▶ [SHORT PROBLEM]: Read the listing and extract each line that includes the word "Taux".

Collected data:
------------
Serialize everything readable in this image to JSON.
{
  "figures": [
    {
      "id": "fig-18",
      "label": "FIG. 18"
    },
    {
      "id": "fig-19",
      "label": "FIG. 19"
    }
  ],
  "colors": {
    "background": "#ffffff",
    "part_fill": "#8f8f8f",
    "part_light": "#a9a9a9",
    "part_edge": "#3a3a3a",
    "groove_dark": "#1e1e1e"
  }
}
------------
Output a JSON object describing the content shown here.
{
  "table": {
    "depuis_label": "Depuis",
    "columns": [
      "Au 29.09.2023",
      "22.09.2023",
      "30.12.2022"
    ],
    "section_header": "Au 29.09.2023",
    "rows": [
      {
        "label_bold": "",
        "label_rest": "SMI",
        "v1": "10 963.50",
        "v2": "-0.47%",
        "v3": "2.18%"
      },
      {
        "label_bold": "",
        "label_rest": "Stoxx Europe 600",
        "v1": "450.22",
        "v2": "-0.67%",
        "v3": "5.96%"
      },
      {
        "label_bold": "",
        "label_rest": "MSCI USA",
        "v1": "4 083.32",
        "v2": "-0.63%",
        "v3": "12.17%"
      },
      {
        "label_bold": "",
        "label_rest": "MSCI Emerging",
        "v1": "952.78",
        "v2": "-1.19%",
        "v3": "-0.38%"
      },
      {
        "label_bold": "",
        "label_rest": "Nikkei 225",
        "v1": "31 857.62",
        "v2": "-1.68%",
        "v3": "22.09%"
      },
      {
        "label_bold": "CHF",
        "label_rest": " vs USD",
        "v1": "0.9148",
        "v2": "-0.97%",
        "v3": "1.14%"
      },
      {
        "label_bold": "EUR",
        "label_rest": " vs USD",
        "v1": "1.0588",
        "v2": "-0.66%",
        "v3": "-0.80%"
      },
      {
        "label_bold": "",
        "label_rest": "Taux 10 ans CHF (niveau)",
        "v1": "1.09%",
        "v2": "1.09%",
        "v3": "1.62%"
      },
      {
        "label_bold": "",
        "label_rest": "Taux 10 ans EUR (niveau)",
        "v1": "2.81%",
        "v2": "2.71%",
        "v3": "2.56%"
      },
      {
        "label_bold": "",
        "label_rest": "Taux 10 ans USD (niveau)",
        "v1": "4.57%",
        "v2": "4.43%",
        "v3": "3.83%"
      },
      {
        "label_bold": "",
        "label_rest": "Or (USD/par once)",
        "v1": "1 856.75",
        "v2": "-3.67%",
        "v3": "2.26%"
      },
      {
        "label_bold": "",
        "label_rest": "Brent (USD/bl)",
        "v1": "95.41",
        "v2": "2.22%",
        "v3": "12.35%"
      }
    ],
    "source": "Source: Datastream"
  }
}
------------
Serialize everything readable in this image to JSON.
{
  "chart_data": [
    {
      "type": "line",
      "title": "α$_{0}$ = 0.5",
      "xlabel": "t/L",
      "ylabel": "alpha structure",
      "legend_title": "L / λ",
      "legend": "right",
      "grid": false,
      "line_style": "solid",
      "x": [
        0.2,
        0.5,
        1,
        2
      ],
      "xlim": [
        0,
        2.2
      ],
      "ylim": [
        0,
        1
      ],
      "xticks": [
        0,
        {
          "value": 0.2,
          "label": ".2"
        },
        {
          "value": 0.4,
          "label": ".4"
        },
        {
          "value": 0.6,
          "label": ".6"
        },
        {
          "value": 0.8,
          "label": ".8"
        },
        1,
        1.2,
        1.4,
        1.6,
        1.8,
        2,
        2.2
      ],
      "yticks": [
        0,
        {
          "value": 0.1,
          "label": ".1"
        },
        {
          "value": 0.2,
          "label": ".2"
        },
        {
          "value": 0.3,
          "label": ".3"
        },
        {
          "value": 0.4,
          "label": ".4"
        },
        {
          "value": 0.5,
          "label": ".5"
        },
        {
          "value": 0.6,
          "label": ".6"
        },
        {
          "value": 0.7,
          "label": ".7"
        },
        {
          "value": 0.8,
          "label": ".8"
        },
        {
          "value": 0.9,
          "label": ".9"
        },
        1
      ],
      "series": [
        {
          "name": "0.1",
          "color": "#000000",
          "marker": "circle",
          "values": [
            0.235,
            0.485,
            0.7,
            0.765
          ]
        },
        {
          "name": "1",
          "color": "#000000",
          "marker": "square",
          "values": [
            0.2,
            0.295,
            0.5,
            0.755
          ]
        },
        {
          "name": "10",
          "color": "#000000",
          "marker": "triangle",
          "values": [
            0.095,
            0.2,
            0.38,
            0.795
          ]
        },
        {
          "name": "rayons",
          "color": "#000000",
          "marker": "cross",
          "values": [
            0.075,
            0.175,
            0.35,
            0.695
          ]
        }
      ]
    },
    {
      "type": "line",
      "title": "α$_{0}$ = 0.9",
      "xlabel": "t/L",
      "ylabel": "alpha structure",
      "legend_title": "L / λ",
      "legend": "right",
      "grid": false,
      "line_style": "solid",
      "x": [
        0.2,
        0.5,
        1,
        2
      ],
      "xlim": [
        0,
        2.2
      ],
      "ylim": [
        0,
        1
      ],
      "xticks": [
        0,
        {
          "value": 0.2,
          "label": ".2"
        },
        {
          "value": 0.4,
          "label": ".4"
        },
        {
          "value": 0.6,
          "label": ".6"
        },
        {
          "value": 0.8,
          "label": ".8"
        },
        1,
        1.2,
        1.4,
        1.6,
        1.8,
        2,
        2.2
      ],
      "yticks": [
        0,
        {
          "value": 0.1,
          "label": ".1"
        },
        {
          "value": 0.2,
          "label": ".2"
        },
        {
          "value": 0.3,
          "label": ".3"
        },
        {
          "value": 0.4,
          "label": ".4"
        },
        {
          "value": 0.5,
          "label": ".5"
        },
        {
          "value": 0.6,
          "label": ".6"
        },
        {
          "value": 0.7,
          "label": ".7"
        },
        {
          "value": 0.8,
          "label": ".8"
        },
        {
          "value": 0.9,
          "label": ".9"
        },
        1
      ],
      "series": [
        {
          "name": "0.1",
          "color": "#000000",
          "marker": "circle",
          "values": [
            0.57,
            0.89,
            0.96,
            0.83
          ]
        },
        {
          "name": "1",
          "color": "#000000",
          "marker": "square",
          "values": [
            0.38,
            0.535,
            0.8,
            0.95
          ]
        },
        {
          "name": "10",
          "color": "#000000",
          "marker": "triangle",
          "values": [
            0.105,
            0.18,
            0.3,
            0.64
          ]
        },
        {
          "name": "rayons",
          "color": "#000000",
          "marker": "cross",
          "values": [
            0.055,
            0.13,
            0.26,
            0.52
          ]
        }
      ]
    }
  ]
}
------------
▶ [EXERCISE RESPONSE]:
        "label_rest": "Taux 10 ans CHF (niveau)",
        "label_rest": "Taux 10 ans EUR (niveau)",
        "label_rest": "Taux 10 ans USD (niveau)",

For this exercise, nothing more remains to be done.